# Start of Available data
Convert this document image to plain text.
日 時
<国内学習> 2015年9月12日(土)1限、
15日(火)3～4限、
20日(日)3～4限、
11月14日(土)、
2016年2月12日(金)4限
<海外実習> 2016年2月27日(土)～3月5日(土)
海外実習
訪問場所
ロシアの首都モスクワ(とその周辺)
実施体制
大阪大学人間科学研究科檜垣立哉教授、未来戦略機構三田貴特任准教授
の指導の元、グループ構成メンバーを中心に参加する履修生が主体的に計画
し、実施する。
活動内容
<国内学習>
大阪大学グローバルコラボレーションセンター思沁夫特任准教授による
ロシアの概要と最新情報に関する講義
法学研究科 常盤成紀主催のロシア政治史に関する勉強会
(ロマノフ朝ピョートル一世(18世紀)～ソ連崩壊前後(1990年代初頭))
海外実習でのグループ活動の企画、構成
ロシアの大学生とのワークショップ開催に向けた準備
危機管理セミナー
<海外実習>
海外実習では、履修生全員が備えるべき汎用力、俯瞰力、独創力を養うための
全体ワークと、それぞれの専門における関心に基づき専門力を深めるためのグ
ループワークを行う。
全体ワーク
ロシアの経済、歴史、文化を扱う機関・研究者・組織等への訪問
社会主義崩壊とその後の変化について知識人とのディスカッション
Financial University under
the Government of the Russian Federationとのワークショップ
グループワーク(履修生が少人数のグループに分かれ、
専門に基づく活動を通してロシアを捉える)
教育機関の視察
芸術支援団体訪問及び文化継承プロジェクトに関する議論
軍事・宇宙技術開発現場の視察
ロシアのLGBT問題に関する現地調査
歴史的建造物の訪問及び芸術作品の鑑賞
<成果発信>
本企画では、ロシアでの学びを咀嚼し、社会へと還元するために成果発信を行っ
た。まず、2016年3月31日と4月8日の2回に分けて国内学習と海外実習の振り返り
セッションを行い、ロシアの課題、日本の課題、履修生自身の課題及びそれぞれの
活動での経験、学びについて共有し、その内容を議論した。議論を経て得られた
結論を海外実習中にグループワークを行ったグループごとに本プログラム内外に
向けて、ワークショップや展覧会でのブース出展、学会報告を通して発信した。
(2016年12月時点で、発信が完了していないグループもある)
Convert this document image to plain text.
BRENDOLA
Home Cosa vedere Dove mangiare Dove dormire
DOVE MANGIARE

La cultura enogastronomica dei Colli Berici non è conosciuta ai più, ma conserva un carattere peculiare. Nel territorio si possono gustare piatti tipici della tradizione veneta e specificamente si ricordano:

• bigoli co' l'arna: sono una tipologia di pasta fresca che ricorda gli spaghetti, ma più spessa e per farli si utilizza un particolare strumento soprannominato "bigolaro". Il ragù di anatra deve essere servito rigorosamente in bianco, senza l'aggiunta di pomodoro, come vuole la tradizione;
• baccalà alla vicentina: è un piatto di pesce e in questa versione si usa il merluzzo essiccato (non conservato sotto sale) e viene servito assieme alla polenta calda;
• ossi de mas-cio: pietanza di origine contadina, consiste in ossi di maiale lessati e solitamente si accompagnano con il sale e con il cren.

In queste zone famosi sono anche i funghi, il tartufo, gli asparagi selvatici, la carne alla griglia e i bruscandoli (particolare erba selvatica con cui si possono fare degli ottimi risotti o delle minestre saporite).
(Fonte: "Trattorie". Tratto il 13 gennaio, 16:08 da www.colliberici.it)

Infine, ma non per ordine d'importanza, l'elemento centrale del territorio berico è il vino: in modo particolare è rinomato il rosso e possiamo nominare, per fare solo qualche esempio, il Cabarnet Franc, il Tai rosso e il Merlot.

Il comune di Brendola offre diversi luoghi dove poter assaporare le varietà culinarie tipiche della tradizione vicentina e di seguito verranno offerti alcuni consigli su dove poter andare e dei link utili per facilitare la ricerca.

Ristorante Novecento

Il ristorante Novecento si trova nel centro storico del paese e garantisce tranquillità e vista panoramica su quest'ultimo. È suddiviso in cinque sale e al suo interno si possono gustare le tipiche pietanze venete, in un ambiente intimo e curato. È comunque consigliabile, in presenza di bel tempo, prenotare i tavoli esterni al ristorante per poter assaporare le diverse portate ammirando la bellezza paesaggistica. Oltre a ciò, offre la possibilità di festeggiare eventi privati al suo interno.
# End of Available data
-- Given problem --
Each of the records should be retyped exactly.

-- Output of the task --
Convert this document image to plain text.
日 時
<国内学習> 2015年9月12日(土)1限、
15日(火)3～4限、
20日(日)3～4限、
11月14日(土)、
2016年2月12日(金)4限
<海外実習> 2016年2月27日(土)～3月5日(土)
海外実習
訪問場所
ロシアの首都モスクワ(とその周辺)
実施体制
大阪大学人間科学研究科檜垣立哉教授、未来戦略機構三田貴特任准教授
の指導の元、グループ構成メンバーを中心に参加する履修生が主体的に計画
し、実施する。
活動内容
<国内学習>
大阪大学グローバルコラボレーションセンター思沁夫特任准教授による
ロシアの概要と最新情報に関する講義
法学研究科 常盤成紀主催のロシア政治史に関する勉強会
(ロマノフ朝ピョートル一世(18世紀)～ソ連崩壊前後(1990年代初頭))
海外実習でのグループ活動の企画、構成
ロシアの大学生とのワークショップ開催に向けた準備
危機管理セミナー
<海外実習>
海外実習では、履修生全員が備えるべき汎用力、俯瞰力、独創力を養うための
全体ワークと、それぞれの専門における関心に基づき専門力を深めるためのグ
ループワークを行う。
全体ワーク
ロシアの経済、歴史、文化を扱う機関・研究者・組織等への訪問
社会主義崩壊とその後の変化について知識人とのディスカッション
Financial University under
the Government of the Russian Federationとのワークショップ
グループワーク(履修生が少人数のグループに分かれ、
専門に基づく活動を通してロシアを捉える)
教育機関の視察
芸術支援団体訪問及び文化継承プロジェクトに関する議論
軍事・宇宙技術開発現場の視察
ロシアのLGBT問題に関する現地調査
歴史的建造物の訪問及び芸術作品の鑑賞
<成果発信>
本企画では、ロシアでの学びを咀嚼し、社会へと還元するために成果発信を行っ
た。まず、2016年3月31日と4月8日の2回に分けて国内学習と海外実習の振り返り
セッションを行い、ロシアの課題、日本の課題、履修生自身の課題及びそれぞれの
活動での経験、学びについて共有し、その内容を議論した。議論を経て得られた
結論を海外実習中にグループワークを行ったグループごとに本プログラム内外に
向けて、ワークショップや展覧会でのブース出展、学会報告を通して発信した。
(2016年12月時点で、発信が完了していないグループもある)
Convert this document image to plain text.
BRENDOLA
Home Cosa vedere Dove mangiare Dove dormire
DOVE MANGIARE

La cultura enogastronomica dei Colli Berici non è conosciuta ai più, ma conserva un carattere peculiare. Nel territorio si possono gustare piatti tipici della tradizione veneta e specificamente si ricordano:

• bigoli co' l'arna: sono una tipologia di pasta fresca che ricorda gli spaghetti, ma più spessa e per farli si utilizza un particolare strumento soprannominato "bigolaro". Il ragù di anatra deve essere servito rigorosamente in bianco, senza l'aggiunta di pomodoro, come vuole la tradizione;
• baccalà alla vicentina: è un piatto di pesce e in questa versione si usa il merluzzo essiccato (non conservato sotto sale) e viene servito assieme alla polenta calda;
• ossi de mas-cio: pietanza di origine contadina, consiste in ossi di maiale lessati e solitamente si accompagnano con il sale e con il cren.

In queste zone famosi sono anche i funghi, il tartufo, gli asparagi selvatici, la carne alla griglia e i bruscandoli (particolare erba selvatica con cui si possono fare degli ottimi risotti o delle minestre saporite).
(Fonte: "Trattorie". Tratto il 13 gennaio, 16:08 da www.colliberici.it)

Infine, ma non per ordine d'importanza, l'elemento centrale del territorio berico è il vino: in modo particolare è rinomato il rosso e possiamo nominare, per fare solo qualche esempio, il Cabarnet Franc, il Tai rosso e il Merlot.

Il comune di Brendola offre diversi luoghi dove poter assaporare le varietà culinarie tipiche della tradizione vicentina e di seguito verranno offerti alcuni consigli su dove poter andare e dei link utili per facilitare la ricerca.

Ristorante Novecento

Il ristorante Novecento si trova nel centro storico del paese e garantisce tranquillità e vista panoramica su quest'ultimo. È suddiviso in cinque sale e al suo interno si possono gustare le tipiche pietanze venete, in un ambiente intimo e curato. È comunque consigliabile, in presenza di bel tempo, prenotare i tavoli esterni al ristorante per poter assaporare le diverse portate ammirando la bellezza paesaggistica. Oltre a ciò, offre la possibilità di festeggiare eventi privati al suo interno.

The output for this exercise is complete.